Given instruction:
Using the data below, copy every line that contains the word "时刻相遇".

---------- Data shown

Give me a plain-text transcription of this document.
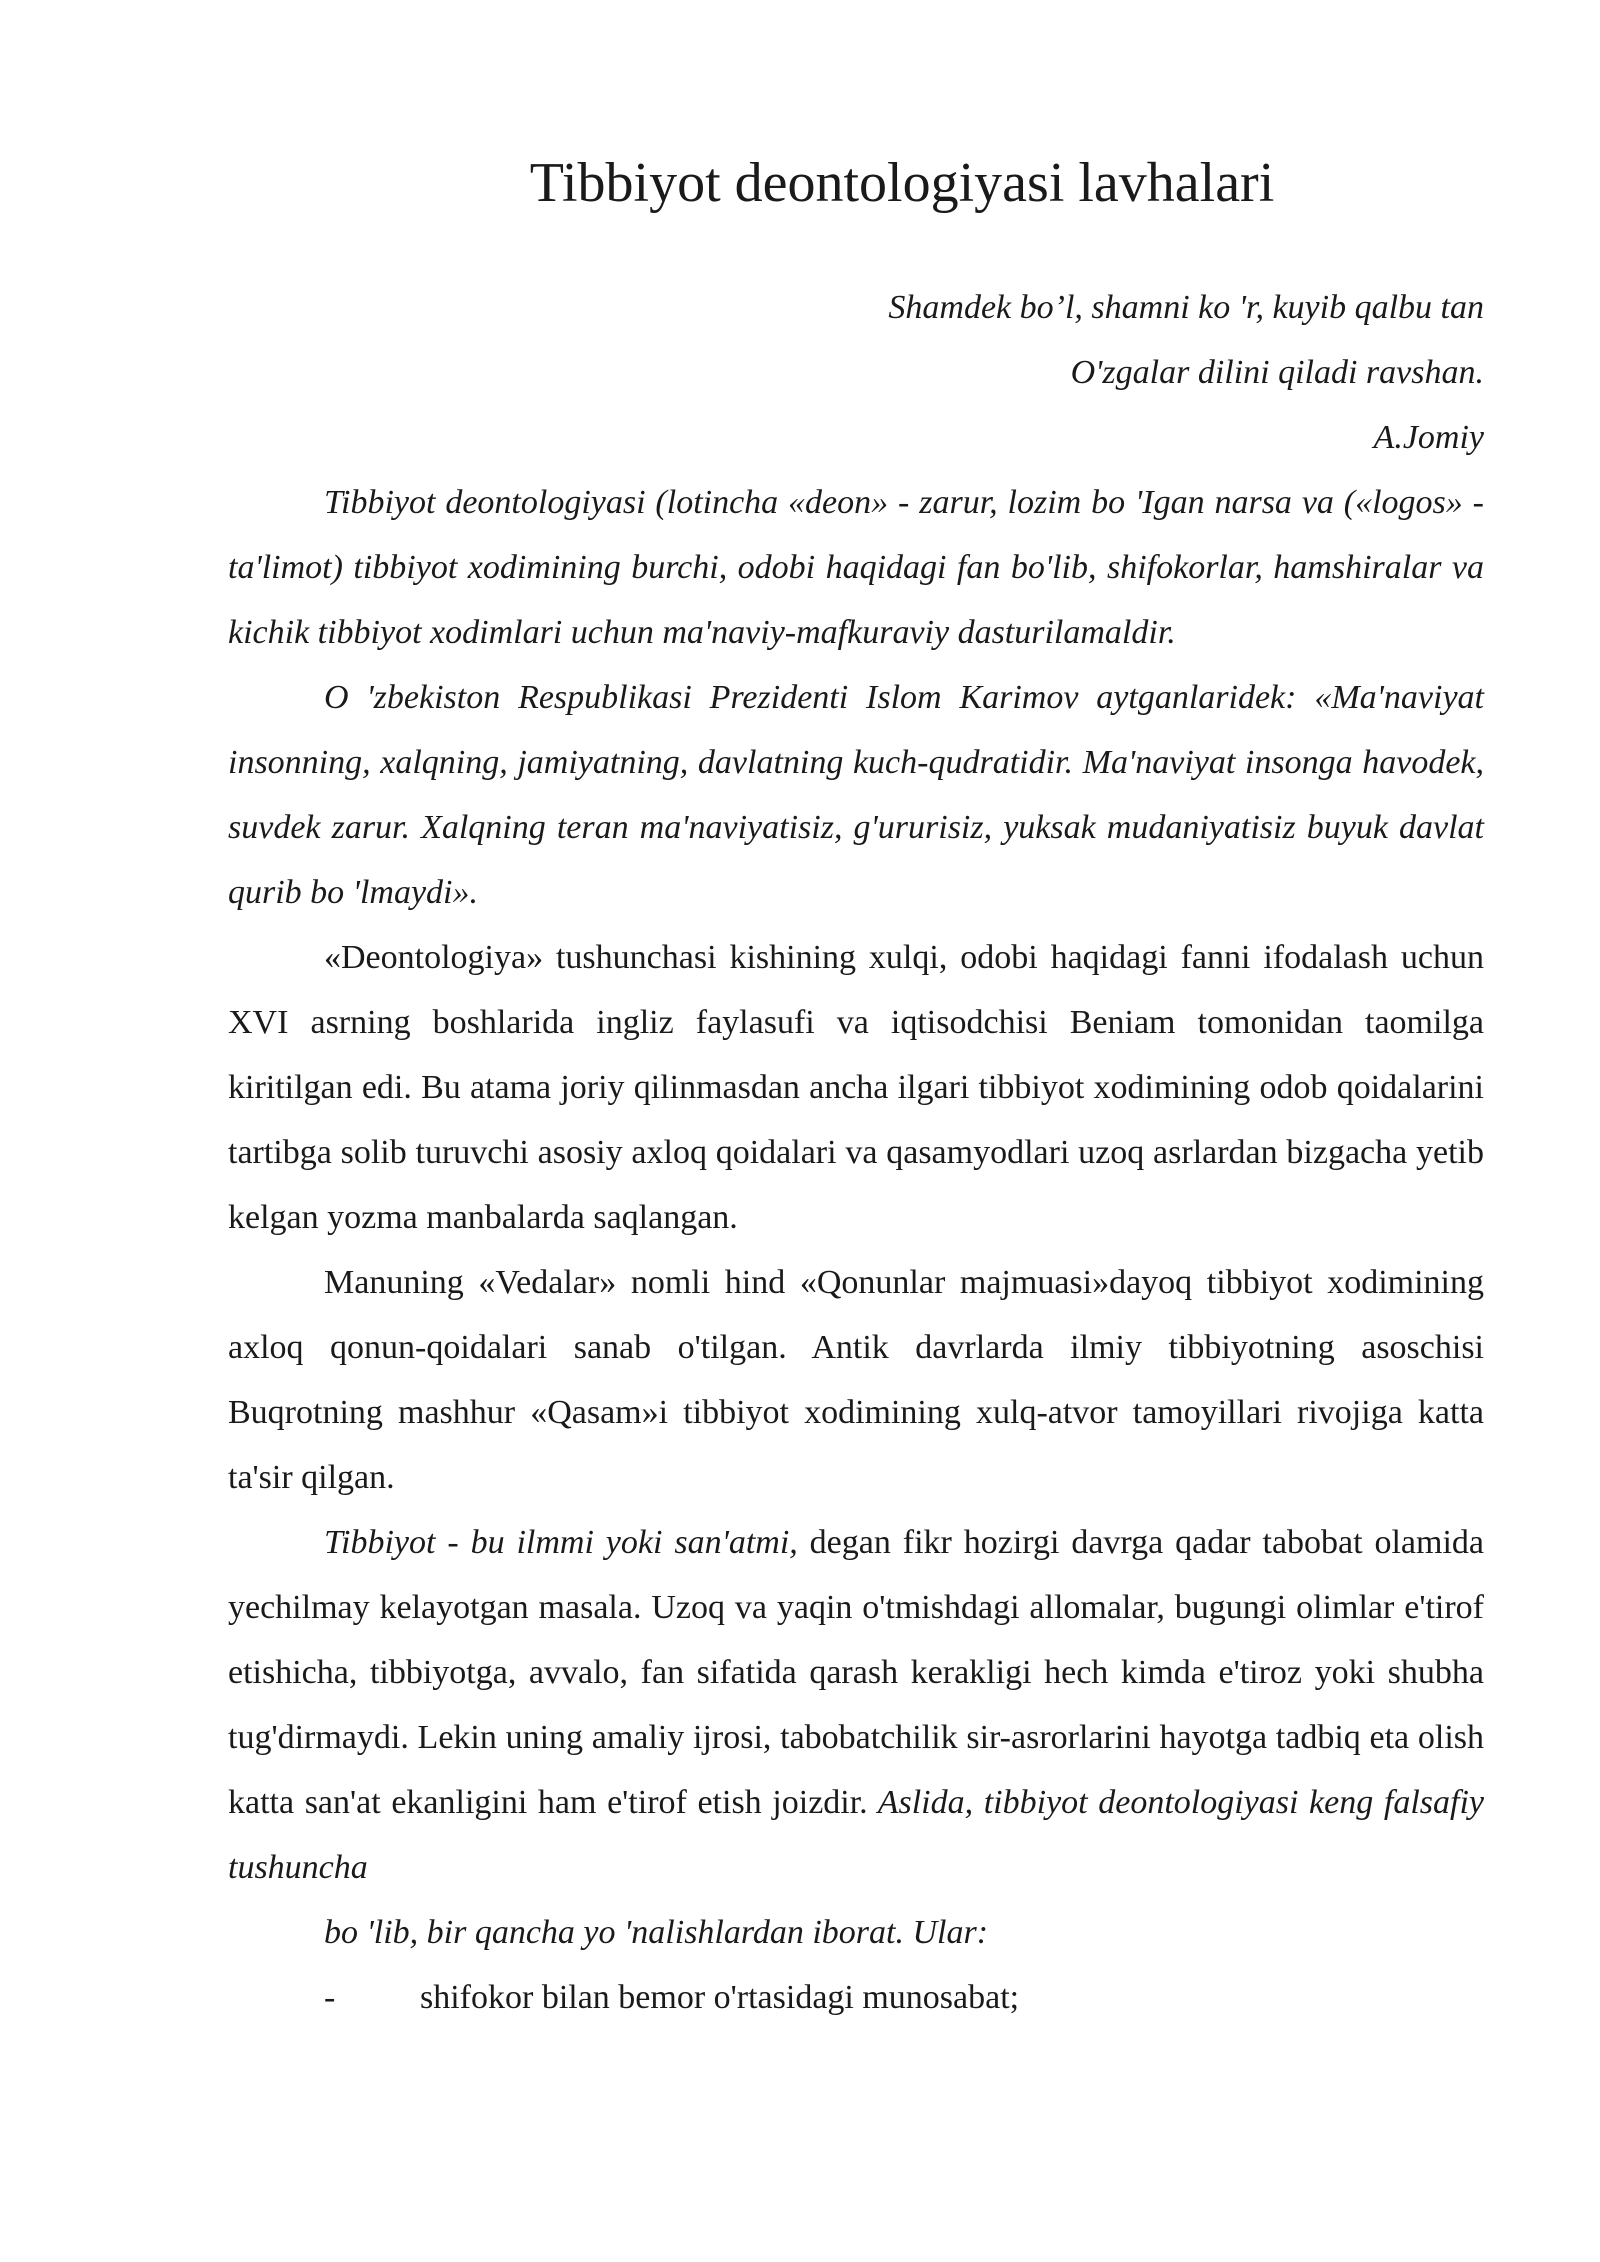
Tibbiyot deontologiyasi lavhalari
Shamdek bo’l, shamni ko 'r, kuyib qalbu tan
O'zgalar dilini qiladi ravshan.
A.Jomiy

Tibbiyot deontologiyasi (lotincha «deon» - zarur, lozim bo 'Igan narsa va («logos» - ta'limot) tibbiyot xodimining burchi, odobi haqidagi fan bo'lib, shifokorlar, hamshiralar va kichik tibbiyot xodimlari uchun ma'naviy-mafkuraviy dasturilamaldir.

O 'zbekiston Respublikasi Prezidenti Islom Karimov aytganlaridek: «Ma'naviyat insonning, xalqning, jamiyatning, davlatning kuch-qudratidir. Ma'naviyat insonga havodek, suvdek zarur. Xalqning teran ma'naviyatisiz, g'ururisiz, yuksak mudaniyatisiz buyuk davlat qurib bo 'lmaydi».

«Deontologiya» tushunchasi kishining xulqi, odobi haqidagi fanni ifodalash uchun XVI asrning boshlarida ingliz faylasufi va iqtisodchisi Beniam tomonidan taomilga kiritilgan edi. Bu atama joriy qilinmasdan ancha ilgari tibbiyot xodimining odob qoidalarini tartibga solib turuvchi asosiy axloq qoidalari va qasamyodlari uzoq asrlardan bizgacha yetib kelgan yozma manbalarda saqlangan.

Manuning «Vedalar» nomli hind «Qonunlar majmuasi»dayoq tibbiyot xodimining axloq qonun-qoidalari sanab o'tilgan. Antik davrlarda ilmiy tibbiyotning asoschisi Buqrotning mashhur «Qasam»i tibbiyot xodimining xulq-atvor tamoyillari rivojiga katta ta'sir qilgan.

Tibbiyot - bu ilmmi yoki san'atmi, degan fikr hozirgi davrga qadar tabobat olamida yechilmay kelayotgan masala. Uzoq va yaqin o'tmishdagi allomalar, bugungi olimlar e'tirof etishicha, tibbiyotga, avvalo, fan sifatida qarash kerakligi hech kimda e'tiroz yoki shubha tug'dirmaydi. Lekin uning amaliy ijrosi, tabobatchilik sir-asrorlarini hayotga tadbiq eta olish katta san'at ekanligini ham e'tirof etish joizdir. Aslida, tibbiyot deontologiyasi keng falsafiy tushuncha

bo 'lib, bir qancha yo 'nalishlardan iborat. Ular:

- shifokor bilan bemor o'rtasidagi munosabat;
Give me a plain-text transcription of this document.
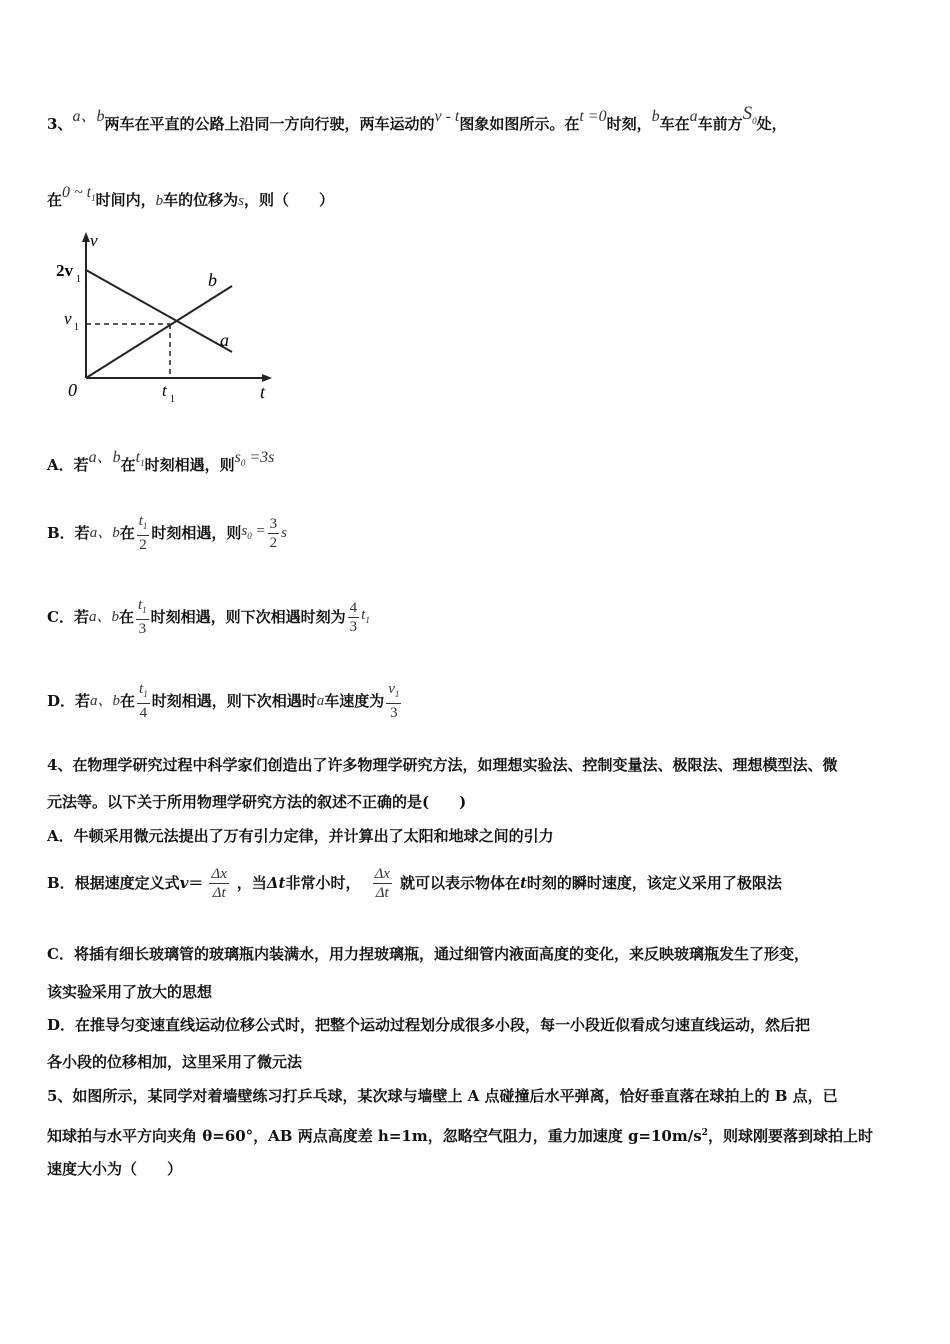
3、a、b两车在平直的公路上沿同一方向行驶，两车运动的v - t图象如图所示。在t =0时刻，b车在a车前方$S_0$处，
在0 ~ $t_1$时间内，b车的位移为s，则（　　）
v
t
0
2v 1
v 1
t 1
b
a
A．若a、b在$t_1$时刻相遇，则$s_0 =3s$
B．若 a 、 b 在 $\frac{t_1}{2}$ 时刻相遇，则 $s_0 = \frac{3}{2}$ s
C．若 a 、 b 在 $\frac{t_1}{3}$ 时刻相遇，则下次相遇时刻为 $\frac{4}{3} t_1$
D．若 a 、 b 在 $\frac{t_1}{4}$ 时刻相遇，则下次相遇时 a 车速度为 $\frac{v_1}{3}$
4、在物理学研究过程中科学家们创造出了许多物理学研究方法，如理想实验法、控制变量法、极限法、理想模型法、微
元法等。以下关于所用物理学研究方法的叙述不正确的是(　　)
A．牛顿采用微元法提出了万有引力定律，并计算出了太阳和地球之间的引力
B．根据速度定义式 $v = \frac{\Delta x}{\Delta t}$ ，当 Δt 非常小时， $\frac{\Delta x}{\Delta t}$ 就可以表示物体在 t 时刻的瞬时速度，该定义采用了极限法
C．将插有细长玻璃管的玻璃瓶内装满水，用力捏玻璃瓶，通过细管内液面高度的变化，来反映玻璃瓶发生了形变，
该实验采用了放大的思想
D．在推导匀变速直线运动位移公式时，把整个运动过程划分成很多小段，每一小段近似看成匀速直线运动，然后把
各小段的位移相加，这里采用了微元法
5、如图所示，某同学对着墙壁练习打乒乓球，某次球与墙壁上 A 点碰撞后水平弹离，恰好垂直落在球拍上的 B 点，已
知球拍与水平方向夹角 θ=60°，AB 两点高度差 h=1m，忽略空气阻力，重力加速度 $g=10m/s^2$，则球刚要落到球拍上时
速度大小为（　　）
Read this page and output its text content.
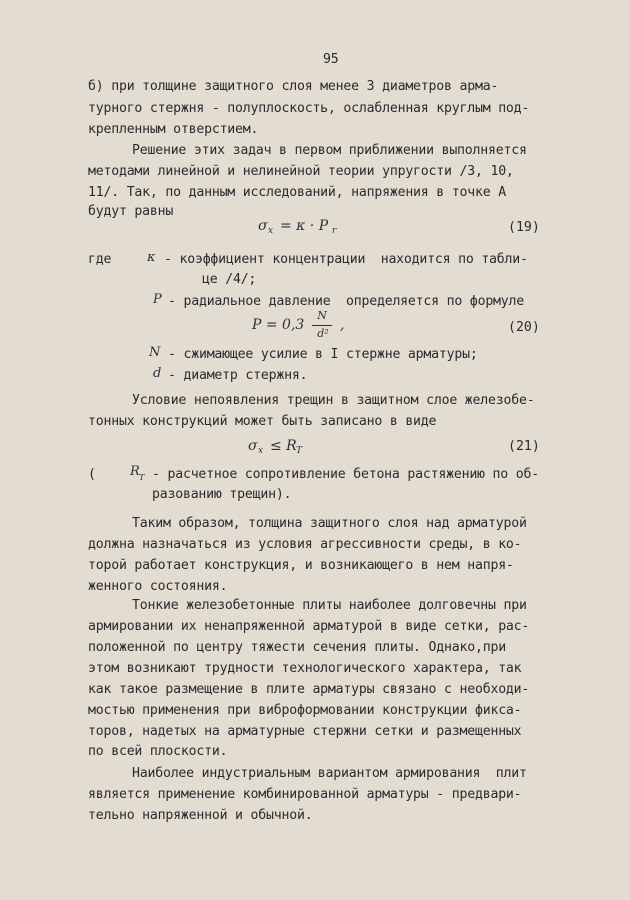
95
б) при толщине защитного слоя менее 3 диаметров арма-
турного стержня - полуплоскость, ослабленная круглым под-
крепленным отверстием.
Решение этих задач в первом приближении выполняется
методами линейной и нелинейной теории упругости /3, 10,
11/. Так, по данным исследований, напряжения в точке А
будут равны
σ x = κ · P r	(19)
где	κ - коэффициент концентрации  находится по табли-
це /4/;
P - радиальное давление  определяется по формуле
P = 0,3
N
d²
,	(20)
N - сжимающее усилие в I стержне арматуры;
d - диаметр стержня.
Условие непоявления трещин в защитном слое железобе-
тонных конструкций может быть записано в виде
σ x ≤ R T	(21)
(	R T - расчетное сопротивление бетона растяжению по об-
разованию трещин).
Таким образом, толщина защитного слоя над арматурой
должна назначаться из условия агрессивности среды, в ко-
торой работает конструкция, и возникающего в нем напря-
женного состояния.
Тонкие железобетонные плиты наиболее долговечны при
армировании их ненапряженной арматурой в виде сетки, рас-
положенной по центру тяжести сечения плиты. Однако,при
этом возникают трудности технологического характера, так
как такое размещение в плите арматуры связано с необходи-
мостью применения при виброформовании конструкции фикса-
торов, надетых на арматурные стержни сетки и размещенных
по всей плоскости.
Наиболее индустриальным вариантом армирования  плит
является применение комбинированной арматуры - предвари-
тельно напряженной и обычной.
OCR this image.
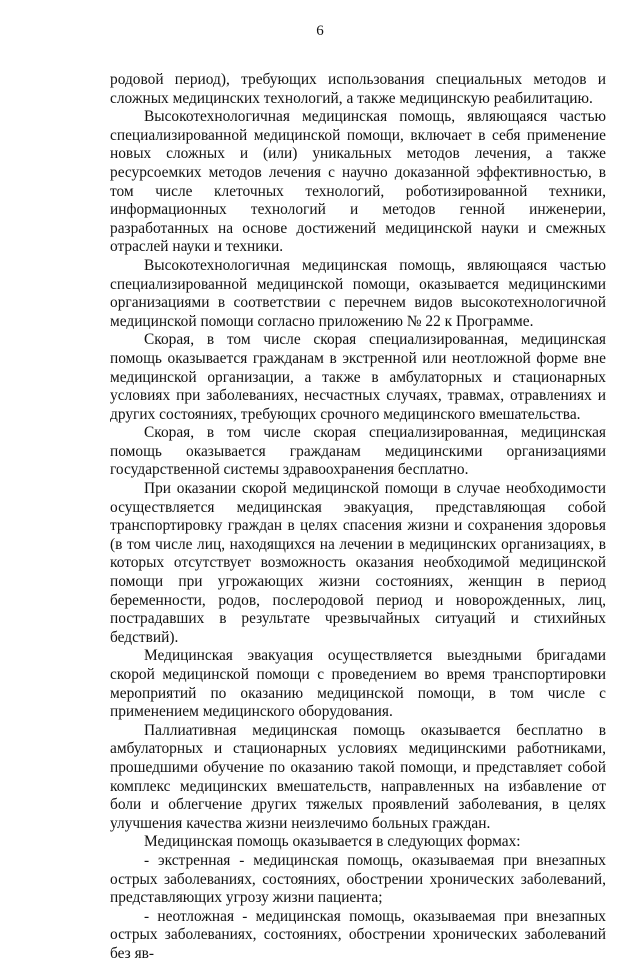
6

родовой период), требующих использования специальных методов и сложных медицинских технологий, а также медицинскую реабилитацию.

Высокотехнологичная медицинская помощь, являющаяся частью специализированной медицинской помощи, включает в себя применение новых сложных и (или) уникальных методов лечения, а также ресурсоемких методов лечения с научно доказанной эффективностью, в том числе клеточных технологий, роботизированной техники, информационных технологий и методов генной инженерии, разработанных на основе достижений медицинской науки и смежных отраслей науки и техники.

Высокотехнологичная медицинская помощь, являющаяся частью специализированной медицинской помощи, оказывается медицинскими организациями в соответствии с перечнем видов высокотехнологичной медицинской помощи согласно приложению № 22 к Программе.

Скорая, в том числе скорая специализированная, медицинская помощь оказывается гражданам в экстренной или неотложной форме вне медицинской организации, а также в амбулаторных и стационарных условиях при заболеваниях, несчастных случаях, травмах, отравлениях и других состояниях, требующих срочного медицинского вмешательства.

Скорая, в том числе скорая специализированная, медицинская помощь оказывается гражданам медицинскими организациями государственной системы здравоохранения бесплатно.

При оказании скорой медицинской помощи в случае необходимости осуществляется медицинская эвакуация, представляющая собой транспортировку граждан в целях спасения жизни и сохранения здоровья (в том числе лиц, находящихся на лечении в медицинских организациях, в которых отсутствует возможность оказания необходимой медицинской помощи при угрожающих жизни состояниях, женщин в период беременности, родов, послеродовой период и новорожденных, лиц, пострадавших в результате чрезвычайных ситуаций и стихийных бедствий).

Медицинская эвакуация осуществляется выездными бригадами скорой медицинской помощи с проведением во время транспортировки мероприятий по оказанию медицинской помощи, в том числе с применением медицинского оборудования.

Паллиативная медицинская помощь оказывается бесплатно в амбулаторных и стационарных условиях медицинскими работниками, прошедшими обучение по оказанию такой помощи, и представляет собой комплекс медицинских вмешательств, направленных на избавление от боли и облегчение других тяжелых проявлений заболевания, в целях улучшения качества жизни неизлечимо больных граждан.

Медицинская помощь оказывается в следующих формах:

- экстренная - медицинская помощь, оказываемая при внезапных острых заболеваниях, состояниях, обострении хронических заболеваний, представляющих угрозу жизни пациента;

- неотложная - медицинская помощь, оказываемая при внезапных острых заболеваниях, состояниях, обострении хронических заболеваний без яв-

--------------------

Solution for this exercise:
A．若a、b在$t_1$时刻相遇，则$s_0 =3s$
B．若 a 、 b 在 $\frac{t_1}{2}$ 时刻相遇，则 $s_0 = \frac{3}{2}$ s
C．若 a 、 b 在 $\frac{t_1}{3}$ 时刻相遇，则下次相遇时刻为 $\frac{4}{3} t_1$
D．若 a 、 b 在 $\frac{t_1}{4}$ 时刻相遇，则下次相遇时 a 车速度为 $\frac{v_1}{3}$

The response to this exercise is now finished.